[Excerpt from a dataset]
————

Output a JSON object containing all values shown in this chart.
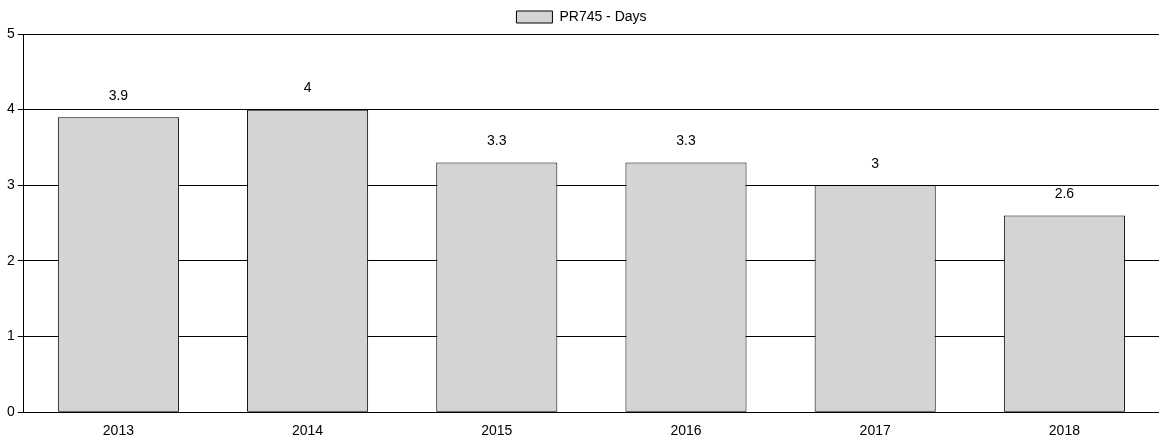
{
  "chart_data": {
    "type": "bar",
    "categories": [
      "2013",
      "2014",
      "2015",
      "2016",
      "2017",
      "2018"
    ],
    "series": [
      {
        "name": "PR745 - Days",
        "color": "#d4d4d4",
        "values": [
          3.9,
          4,
          3.3,
          3.3,
          3,
          2.6
        ]
      }
    ],
    "ylim": [
      0,
      5
    ],
    "yticks": [
      0,
      1,
      2,
      3,
      4,
      5
    ],
    "grid": "y",
    "legend": "top",
    "data_labels": true
  }
}
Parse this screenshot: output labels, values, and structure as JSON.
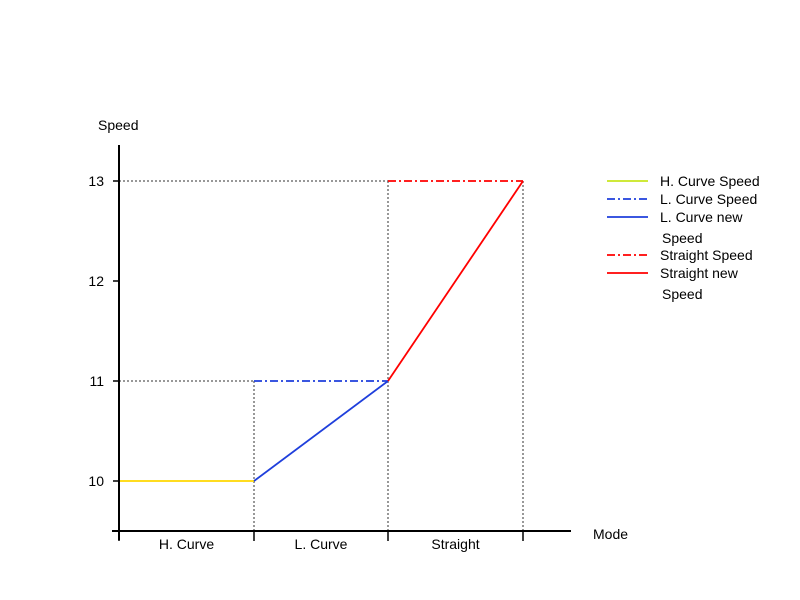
{
  "chart_data": {
    "type": "line",
    "ylabel": "Speed",
    "xlabel": "Mode",
    "categories": [
      "H. Curve",
      "L. Curve",
      "Straight"
    ],
    "y_ticks": [
      "10",
      "11",
      "12",
      "13"
    ],
    "ylim": [
      9.5,
      13.35
    ],
    "grid": false,
    "legend_position": "right",
    "series": [
      {
        "name": "H. Curve Speed",
        "name_lines": [
          "H. Curve Speed"
        ],
        "color": "#ffd700",
        "legend_color": "#c8e61e",
        "dash": "solid",
        "points": [
          [
            "H. Curve start",
            10
          ],
          [
            "H. Curve end",
            10
          ]
        ]
      },
      {
        "name": "L. Curve Speed",
        "name_lines": [
          "L. Curve Speed"
        ],
        "color": "#1f3fdc",
        "dash": "dash-dot",
        "points": [
          [
            "L. Curve start",
            11
          ],
          [
            "L. Curve end",
            11
          ]
        ]
      },
      {
        "name": "L. Curve new Speed",
        "name_lines": [
          "L. Curve new",
          "Speed"
        ],
        "color": "#1f3fdc",
        "dash": "solid",
        "points": [
          [
            "L. Curve start",
            10
          ],
          [
            "L. Curve end",
            11
          ]
        ]
      },
      {
        "name": "Straight Speed",
        "name_lines": [
          "Straight Speed"
        ],
        "color": "#ff0000",
        "dash": "dash-dot",
        "points": [
          [
            "Straight start",
            13
          ],
          [
            "Straight end",
            13
          ]
        ]
      },
      {
        "name": "Straight new Speed",
        "name_lines": [
          "Straight  new",
          "Speed"
        ],
        "color": "#ff0000",
        "dash": "solid",
        "points": [
          [
            "Straight start",
            11
          ],
          [
            "Straight end",
            13
          ]
        ]
      }
    ],
    "reference_lines": [
      {
        "value": 11,
        "from": "axis",
        "to": "L. Curve start"
      },
      {
        "value": 13,
        "from": "axis",
        "to": "Straight start"
      }
    ]
  }
}
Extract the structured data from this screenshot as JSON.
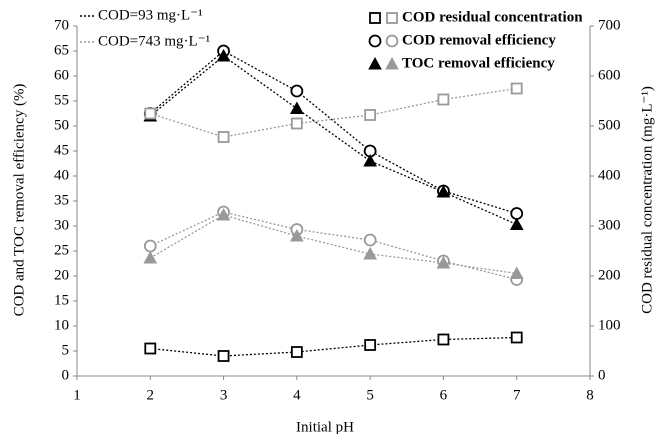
{
  "chart_data": {
    "type": "line",
    "x_label": "Initial pH",
    "y_label": "COD and TOC removal efficiency (%)",
    "y2_label": "COD residual concentration (mg·L⁻¹)",
    "x": [
      2,
      3,
      4,
      5,
      6,
      7
    ],
    "xlim": [
      1,
      8
    ],
    "xticks": [
      1,
      2,
      3,
      4,
      5,
      6,
      7,
      8
    ],
    "ylim": [
      0,
      70
    ],
    "yticks": [
      0,
      5,
      10,
      15,
      20,
      25,
      30,
      35,
      40,
      45,
      50,
      55,
      60,
      65,
      70
    ],
    "y2lim": [
      0,
      700
    ],
    "y2ticks": [
      0,
      100,
      200,
      300,
      400,
      500,
      600,
      700
    ],
    "line_legend": [
      {
        "label": "COD=93 mg·L⁻¹",
        "color": "#000000"
      },
      {
        "label": "COD=743 mg·L⁻¹",
        "color": "#999999"
      }
    ],
    "marker_legend": [
      {
        "label": "COD residual concentration",
        "marker": "square"
      },
      {
        "label": "COD removal efficiency",
        "marker": "circle"
      },
      {
        "label": "TOC removal efficiency",
        "marker": "triangle"
      }
    ],
    "series": [
      {
        "color": "#000000",
        "marker": "square",
        "axis": "y2",
        "values": [
          55,
          40,
          48,
          62,
          73,
          77
        ]
      },
      {
        "color": "#000000",
        "marker": "circle",
        "axis": "y",
        "values": [
          52.5,
          65,
          57,
          45,
          37,
          32.5
        ]
      },
      {
        "color": "#000000",
        "marker": "triangle",
        "axis": "y",
        "values": [
          52,
          64,
          53.5,
          43,
          36.8,
          30.3
        ]
      },
      {
        "color": "#999999",
        "marker": "square",
        "axis": "y2",
        "values": [
          525,
          478,
          505,
          522,
          553,
          575
        ]
      },
      {
        "color": "#999999",
        "marker": "circle",
        "axis": "y",
        "values": [
          26,
          32.8,
          29.3,
          27.2,
          23,
          19.3
        ]
      },
      {
        "color": "#999999",
        "marker": "triangle",
        "axis": "y",
        "values": [
          23.6,
          32.2,
          28,
          24.4,
          22.6,
          20.5
        ]
      }
    ]
  }
}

————

▶ [GOAL OF THE EXERCISE] Sift the material for lines with the string "start". Copy each one found.

▶ [REPLY TO THE EXERCISE]
            "H. Curve start",
            "L. Curve start",
            "L. Curve start",
            "Straight start",
            "Straight start",
        "to": "L. Curve start"
        "to": "Straight start"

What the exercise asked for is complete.